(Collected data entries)
***

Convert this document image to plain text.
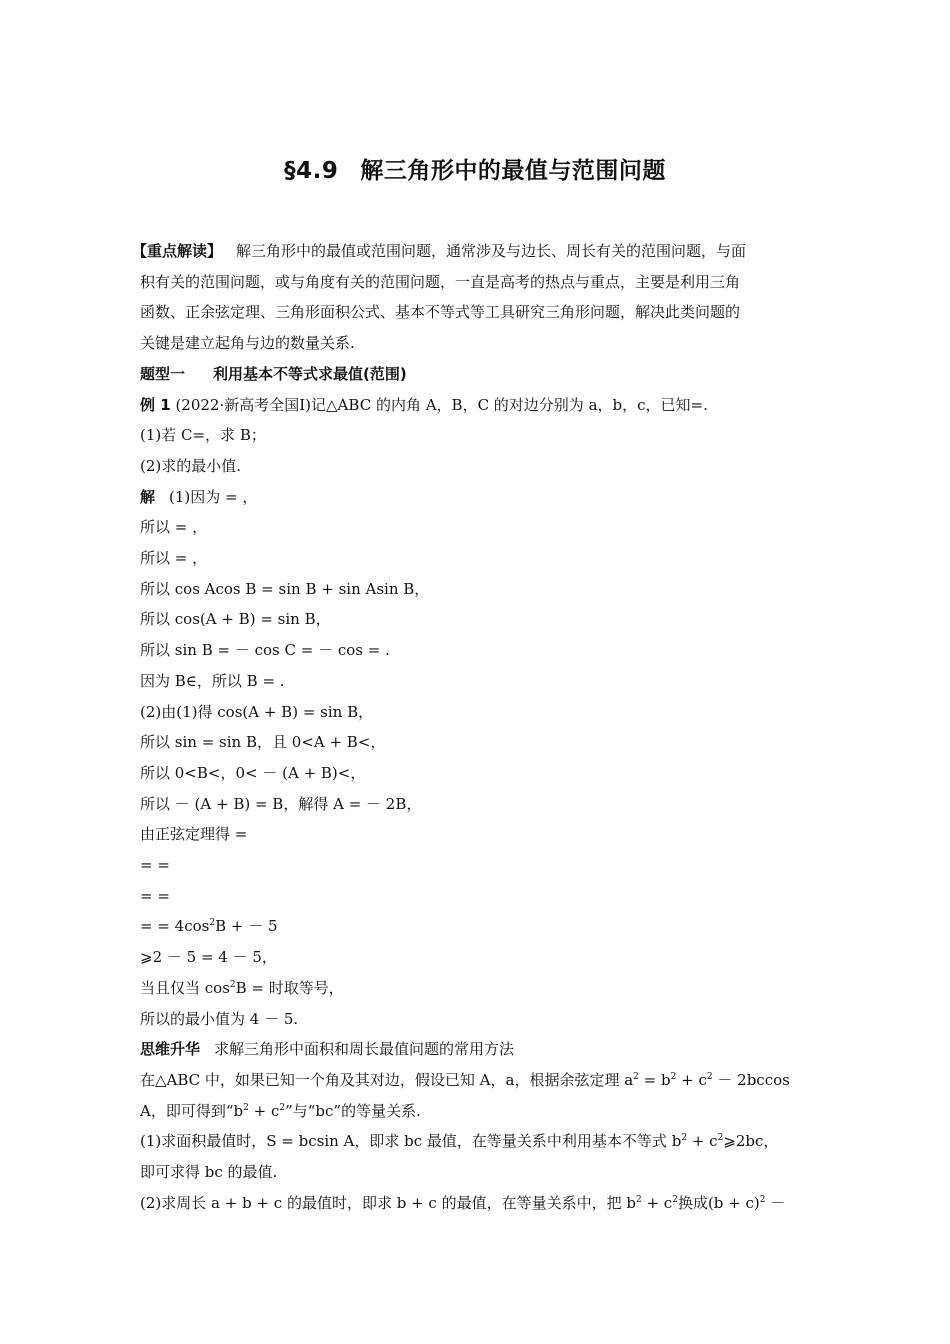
§4.9 解三角形中的最值与范围问题
【重点解读】 解三角形中的最值或范围问题，通常涉及与边长、周长有关的范围问题，与面
积有关的范围问题，或与角度有关的范围问题，一直是高考的热点与重点，主要是利用三角
函数、正余弦定理、三角形面积公式、基本不等式等工具研究三角形问题，解决此类问题的
关键是建立起角与边的数量关系.
题型一 利用基本不等式求最值(范围)
例 1 (2022·新高考全国Ⅰ)记△ABC 的内角 A，B，C 的对边分别为 a，b，c，已知=.
(1)若 C=，求 B；
(2)求的最小值.
解 (1)因为 = ，
所以 = ，
所以 = ，
所以 cos Acos B = sin B + sin Asin B，
所以 cos(A + B) = sin B，
所以 sin B = － cos C = － cos = .
因为 B∈，所以 B = .
(2)由(1)得 cos(A + B) = sin B，
所以 sin = sin B，且 0<A + B<，
所以 0<B<，0< － (A + B)<，
所以 － (A + B) = B，解得 A = － 2B，
由正弦定理得 =
= =
= =
= = $4\cos^2B$ + － 5
⩾2 － 5 = 4 － 5，
当且仅当 $\cos^2B$ = 时取等号，
所以的最小值为 4 － 5.
思维升华 求解三角形中面积和周长最值问题的常用方法
在△ABC 中，如果已知一个角及其对边，假设已知 A，a，根据余弦定理 $a^2 = b^2 + c^2 - 2bccos$
A，即可得到“$b^2 + c^2$”与“bc”的等量关系.
(1)求面积最值时，S = bcsin A，即求 bc 最值，在等量关系中利用基本不等式 $b^2$ + $c^2⩾2bc$，
即可求得 bc 的最值.
(2)求周长 a + b + c 的最值时，即求 b + c 的最值，在等量关系中，把 $b^2 + c^2$换成$(b + c)^2$ －
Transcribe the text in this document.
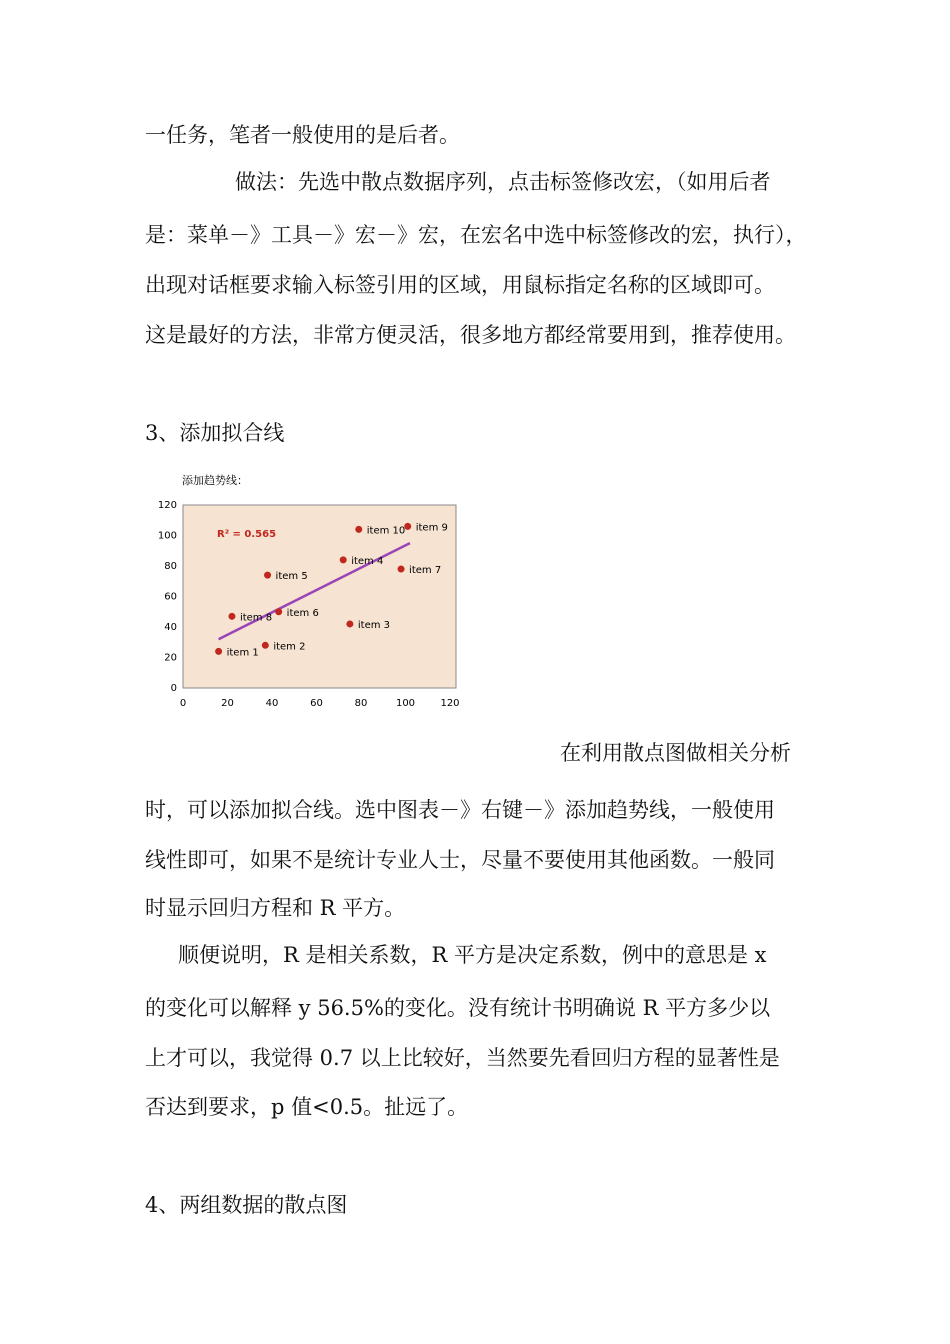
一任务，笔者一般使用的是后者。
做法：先选中散点数据序列，点击标签修改宏，（如用后者
是：菜单－》工具－》宏－》宏，在宏名中选中标签修改的宏，执行），
出现对话框要求输入标签引用的区域，用鼠标指定名称的区域即可。
这是最好的方法，非常方便灵活，很多地方都经常要用到，推荐使用。
3、添加拟合线
添加趋势线：
0
20
40
60
80
100
120
0	20	40	60	80	100	120
R² = 0.565
item 1
item 2
item 3
item 4
item 5
item 6
item 7
item 8
item 9
item 10
在利用散点图做相关分析
时，可以添加拟合线。选中图表－》右键－》添加趋势线，一般使用
线性即可，如果不是统计专业人士，尽量不要使用其他函数。一般同
时显示回归方程和 R 平方。
顺便说明，R 是相关系数，R 平方是决定系数，例中的意思是 x
的变化可以解释 y 56.5%的变化。没有统计书明确说 R 平方多少以
上才可以，我觉得 0.7 以上比较好，当然要先看回归方程的显著性是
否达到要求，p 值<0.5。扯远了。
4、两组数据的散点图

***

| EXERCISE DESCRIPTION |
Repeat the records above exactly, leaving out the pictures.

| TASK ANSWER |
Convert this document image to plain text.
§4.9 解三角形中的最值与范围问题
【重点解读】 解三角形中的最值或范围问题，通常涉及与边长、周长有关的范围问题，与面
积有关的范围问题，或与角度有关的范围问题，一直是高考的热点与重点，主要是利用三角
函数、正余弦定理、三角形面积公式、基本不等式等工具研究三角形问题，解决此类问题的
关键是建立起角与边的数量关系.
题型一 利用基本不等式求最值(范围)
例 1 (2022·新高考全国Ⅰ)记△ABC 的内角 A，B，C 的对边分别为 a，b，c，已知=.
(1)若 C=，求 B；
(2)求的最小值.
解 (1)因为 = ，
所以 = ，
所以 = ，
所以 cos Acos B = sin B + sin Asin B，
所以 cos(A + B) = sin B，
所以 sin B = － cos C = － cos = .
因为 B∈，所以 B = .
(2)由(1)得 cos(A + B) = sin B，
所以 sin = sin B，且 0<A + B<，
所以 0<B<，0< － (A + B)<，
所以 － (A + B) = B，解得 A = － 2B，
由正弦定理得 =
= =
= =
= = $4\cos^2B$ + － 5
⩾2 － 5 = 4 － 5，
当且仅当 $\cos^2B$ = 时取等号，
所以的最小值为 4 － 5.
思维升华 求解三角形中面积和周长最值问题的常用方法
在△ABC 中，如果已知一个角及其对边，假设已知 A，a，根据余弦定理 $a^2 = b^2 + c^2 - 2bccos$
A，即可得到“$b^2 + c^2$”与“bc”的等量关系.
(1)求面积最值时，S = bcsin A，即求 bc 最值，在等量关系中利用基本不等式 $b^2$ + $c^2⩾2bc$，
即可求得 bc 的最值.
(2)求周长 a + b + c 的最值时，即求 b + c 的最值，在等量关系中，把 $b^2 + c^2$换成$(b + c)^2$ －
Transcribe the text in this document.
一任务，笔者一般使用的是后者。
做法：先选中散点数据序列，点击标签修改宏，（如用后者
是：菜单－》工具－》宏－》宏，在宏名中选中标签修改的宏，执行），
出现对话框要求输入标签引用的区域，用鼠标指定名称的区域即可。
这是最好的方法，非常方便灵活，很多地方都经常要用到，推荐使用。
3、添加拟合线
添加趋势线：
0
20
40
60
80
100
120
0	20	40	60	80	100	120
R² = 0.565
item 1
item 2
item 3
item 4
item 5
item 6
item 7
item 8
item 9
item 10
在利用散点图做相关分析
时，可以添加拟合线。选中图表－》右键－》添加趋势线，一般使用
线性即可，如果不是统计专业人士，尽量不要使用其他函数。一般同
时显示回归方程和 R 平方。
顺便说明，R 是相关系数，R 平方是决定系数，例中的意思是 x
的变化可以解释 y 56.5%的变化。没有统计书明确说 R 平方多少以
上才可以，我觉得 0.7 以上比较好，当然要先看回归方程的显著性是
否达到要求，p 值<0.5。扯远了。
4、两组数据的散点图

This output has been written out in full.